GIVEN RECORDS:
- - - - - - -

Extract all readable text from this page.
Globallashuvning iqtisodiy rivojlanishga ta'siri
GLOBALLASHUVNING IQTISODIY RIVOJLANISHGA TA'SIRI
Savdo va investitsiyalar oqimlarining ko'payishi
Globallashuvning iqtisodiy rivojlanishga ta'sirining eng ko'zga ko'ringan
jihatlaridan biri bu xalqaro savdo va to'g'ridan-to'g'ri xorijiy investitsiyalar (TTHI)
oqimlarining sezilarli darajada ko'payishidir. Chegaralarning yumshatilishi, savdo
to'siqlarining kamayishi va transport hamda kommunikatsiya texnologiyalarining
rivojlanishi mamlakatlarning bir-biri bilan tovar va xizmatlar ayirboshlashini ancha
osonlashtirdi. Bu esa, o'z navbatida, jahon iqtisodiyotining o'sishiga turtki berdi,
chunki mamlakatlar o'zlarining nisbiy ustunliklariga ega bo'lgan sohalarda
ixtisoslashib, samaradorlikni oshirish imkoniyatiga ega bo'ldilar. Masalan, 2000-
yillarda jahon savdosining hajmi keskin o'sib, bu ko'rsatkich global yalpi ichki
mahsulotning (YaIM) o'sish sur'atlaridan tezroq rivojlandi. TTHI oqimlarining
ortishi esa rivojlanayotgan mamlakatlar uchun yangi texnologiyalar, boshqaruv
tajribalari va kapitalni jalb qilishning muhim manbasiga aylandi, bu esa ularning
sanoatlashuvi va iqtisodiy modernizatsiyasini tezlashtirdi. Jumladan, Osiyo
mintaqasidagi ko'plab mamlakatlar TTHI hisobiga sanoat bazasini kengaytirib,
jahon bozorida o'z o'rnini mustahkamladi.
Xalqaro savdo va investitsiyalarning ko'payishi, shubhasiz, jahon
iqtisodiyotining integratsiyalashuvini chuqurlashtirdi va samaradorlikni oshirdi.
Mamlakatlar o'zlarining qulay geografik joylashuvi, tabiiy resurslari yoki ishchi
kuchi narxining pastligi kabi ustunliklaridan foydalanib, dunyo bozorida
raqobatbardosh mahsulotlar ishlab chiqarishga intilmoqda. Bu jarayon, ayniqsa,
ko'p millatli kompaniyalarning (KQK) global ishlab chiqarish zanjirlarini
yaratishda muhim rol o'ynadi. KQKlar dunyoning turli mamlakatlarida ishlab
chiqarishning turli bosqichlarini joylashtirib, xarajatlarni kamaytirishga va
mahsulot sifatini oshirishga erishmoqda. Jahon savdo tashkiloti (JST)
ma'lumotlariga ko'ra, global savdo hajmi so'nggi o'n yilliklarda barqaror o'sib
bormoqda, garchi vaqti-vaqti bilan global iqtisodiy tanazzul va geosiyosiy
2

- - - - - - -

WRITTEN TASK:
All entries shown above should be printed again exactly.

ANSWER TO THE EXERCISE:
Extract all readable text from this page.
Globallashuvning iqtisodiy rivojlanishga ta'siri
GLOBALLASHUVNING IQTISODIY RIVOJLANISHGA TA'SIRI
Savdo va investitsiyalar oqimlarining ko'payishi
Globallashuvning iqtisodiy rivojlanishga ta'sirining eng ko'zga ko'ringan
jihatlaridan biri bu xalqaro savdo va to'g'ridan-to'g'ri xorijiy investitsiyalar (TTHI)
oqimlarining sezilarli darajada ko'payishidir. Chegaralarning yumshatilishi, savdo
to'siqlarining kamayishi va transport hamda kommunikatsiya texnologiyalarining
rivojlanishi mamlakatlarning bir-biri bilan tovar va xizmatlar ayirboshlashini ancha
osonlashtirdi. Bu esa, o'z navbatida, jahon iqtisodiyotining o'sishiga turtki berdi,
chunki mamlakatlar o'zlarining nisbiy ustunliklariga ega bo'lgan sohalarda
ixtisoslashib, samaradorlikni oshirish imkoniyatiga ega bo'ldilar. Masalan, 2000-
yillarda jahon savdosining hajmi keskin o'sib, bu ko'rsatkich global yalpi ichki
mahsulotning (YaIM) o'sish sur'atlaridan tezroq rivojlandi. TTHI oqimlarining
ortishi esa rivojlanayotgan mamlakatlar uchun yangi texnologiyalar, boshqaruv
tajribalari va kapitalni jalb qilishning muhim manbasiga aylandi, bu esa ularning
sanoatlashuvi va iqtisodiy modernizatsiyasini tezlashtirdi. Jumladan, Osiyo
mintaqasidagi ko'plab mamlakatlar TTHI hisobiga sanoat bazasini kengaytirib,
jahon bozorida o'z o'rnini mustahkamladi.
Xalqaro savdo va investitsiyalarning ko'payishi, shubhasiz, jahon
iqtisodiyotining integratsiyalashuvini chuqurlashtirdi va samaradorlikni oshirdi.
Mamlakatlar o'zlarining qulay geografik joylashuvi, tabiiy resurslari yoki ishchi
kuchi narxining pastligi kabi ustunliklaridan foydalanib, dunyo bozorida
raqobatbardosh mahsulotlar ishlab chiqarishga intilmoqda. Bu jarayon, ayniqsa,
ko'p millatli kompaniyalarning (KQK) global ishlab chiqarish zanjirlarini
yaratishda muhim rol o'ynadi. KQKlar dunyoning turli mamlakatlarida ishlab
chiqarishning turli bosqichlarini joylashtirib, xarajatlarni kamaytirishga va
mahsulot sifatini oshirishga erishmoqda. Jahon savdo tashkiloti (JST)
ma'lumotlariga ko'ra, global savdo hajmi so'nggi o'n yilliklarda barqaror o'sib
bormoqda, garchi vaqti-vaqti bilan global iqtisodiy tanazzul va geosiyosiy
2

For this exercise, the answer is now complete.